═════ Records shown

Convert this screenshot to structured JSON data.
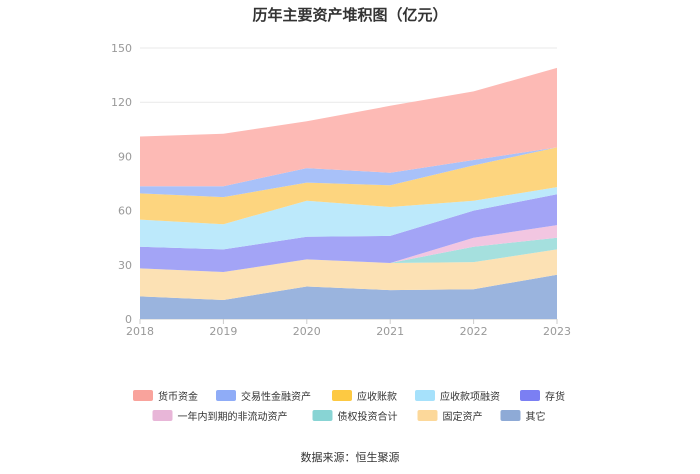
{
  "chart_data": {
    "type": "area",
    "stacked": true,
    "title": "历年主要资产堆积图（亿元）",
    "x": [
      "2018",
      "2019",
      "2020",
      "2021",
      "2022",
      "2023"
    ],
    "ylim": [
      0,
      150
    ],
    "yticks": [
      0,
      30,
      60,
      90,
      120,
      150
    ],
    "grid": true,
    "legend_position": "bottom",
    "series": [
      {
        "name": "其它",
        "color": "#9ab4de",
        "values": [
          12.5,
          10.5,
          18,
          16,
          16.5,
          24.5
        ]
      },
      {
        "name": "固定资产",
        "color": "#fce1b4",
        "values": [
          15.5,
          15.5,
          15,
          15,
          15,
          14
        ]
      },
      {
        "name": "债权投资合计",
        "color": "#a5e0de",
        "values": [
          0,
          0,
          0,
          0,
          8.5,
          6.5
        ]
      },
      {
        "name": "一年内到期的非流动资产",
        "color": "#f2c6e1",
        "values": [
          0,
          0,
          0,
          0,
          5,
          7
        ]
      },
      {
        "name": "存货",
        "color": "#a3a4f6",
        "values": [
          12,
          12.5,
          12.5,
          15,
          15,
          17
        ]
      },
      {
        "name": "应收款项融资",
        "color": "#bce9fb",
        "values": [
          15,
          14,
          20,
          16,
          5.5,
          4
        ]
      },
      {
        "name": "应收账款",
        "color": "#fdd57f",
        "values": [
          14.5,
          15,
          10,
          12,
          19.5,
          22
        ]
      },
      {
        "name": "交易性金融资产",
        "color": "#a8c1f9",
        "values": [
          4,
          6,
          8,
          7,
          3,
          0
        ]
      },
      {
        "name": "货币资金",
        "color": "#fdbab5",
        "values": [
          27.5,
          29,
          26,
          37,
          38,
          44
        ]
      }
    ],
    "legend": [
      {
        "name": "货币资金",
        "color": "#f9a39c"
      },
      {
        "name": "交易性金融资产",
        "color": "#8facf7"
      },
      {
        "name": "应收账款",
        "color": "#fdc942"
      },
      {
        "name": "应收款项融资",
        "color": "#a6e1fb"
      },
      {
        "name": "存货",
        "color": "#7b7ff3"
      },
      {
        "name": "一年内到期的非流动资产",
        "color": "#e8b6d8"
      },
      {
        "name": "债权投资合计",
        "color": "#88d4d4"
      },
      {
        "name": "固定资产",
        "color": "#fcd89a"
      },
      {
        "name": "其它",
        "color": "#8eaad6"
      }
    ]
  },
  "source": "数据来源：恒生聚源"
}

══════════

Objective: Print each record exactly as it stands, leaving the images out.

Exercise solution:
Convert this screenshot to structured JSON data.
{
  "chart_data": {
    "type": "area",
    "stacked": true,
    "title": "历年主要资产堆积图（亿元）",
    "x": [
      "2018",
      "2019",
      "2020",
      "2021",
      "2022",
      "2023"
    ],
    "ylim": [
      0,
      150
    ],
    "yticks": [
      0,
      30,
      60,
      90,
      120,
      150
    ],
    "grid": true,
    "legend_position": "bottom",
    "series": [
      {
        "name": "其它",
        "color": "#9ab4de",
        "values": [
          12.5,
          10.5,
          18,
          16,
          16.5,
          24.5
        ]
      },
      {
        "name": "固定资产",
        "color": "#fce1b4",
        "values": [
          15.5,
          15.5,
          15,
          15,
          15,
          14
        ]
      },
      {
        "name": "债权投资合计",
        "color": "#a5e0de",
        "values": [
          0,
          0,
          0,
          0,
          8.5,
          6.5
        ]
      },
      {
        "name": "一年内到期的非流动资产",
        "color": "#f2c6e1",
        "values": [
          0,
          0,
          0,
          0,
          5,
          7
        ]
      },
      {
        "name": "存货",
        "color": "#a3a4f6",
        "values": [
          12,
          12.5,
          12.5,
          15,
          15,
          17
        ]
      },
      {
        "name": "应收款项融资",
        "color": "#bce9fb",
        "values": [
          15,
          14,
          20,
          16,
          5.5,
          4
        ]
      },
      {
        "name": "应收账款",
        "color": "#fdd57f",
        "values": [
          14.5,
          15,
          10,
          12,
          19.5,
          22
        ]
      },
      {
        "name": "交易性金融资产",
        "color": "#a8c1f9",
        "values": [
          4,
          6,
          8,
          7,
          3,
          0
        ]
      },
      {
        "name": "货币资金",
        "color": "#fdbab5",
        "values": [
          27.5,
          29,
          26,
          37,
          38,
          44
        ]
      }
    ],
    "legend": [
      {
        "name": "货币资金",
        "color": "#f9a39c"
      },
      {
        "name": "交易性金融资产",
        "color": "#8facf7"
      },
      {
        "name": "应收账款",
        "color": "#fdc942"
      },
      {
        "name": "应收款项融资",
        "color": "#a6e1fb"
      },
      {
        "name": "存货",
        "color": "#7b7ff3"
      },
      {
        "name": "一年内到期的非流动资产",
        "color": "#e8b6d8"
      },
      {
        "name": "债权投资合计",
        "color": "#88d4d4"
      },
      {
        "name": "固定资产",
        "color": "#fcd89a"
      },
      {
        "name": "其它",
        "color": "#8eaad6"
      }
    ]
  },
  "source": "数据来源：恒生聚源"
}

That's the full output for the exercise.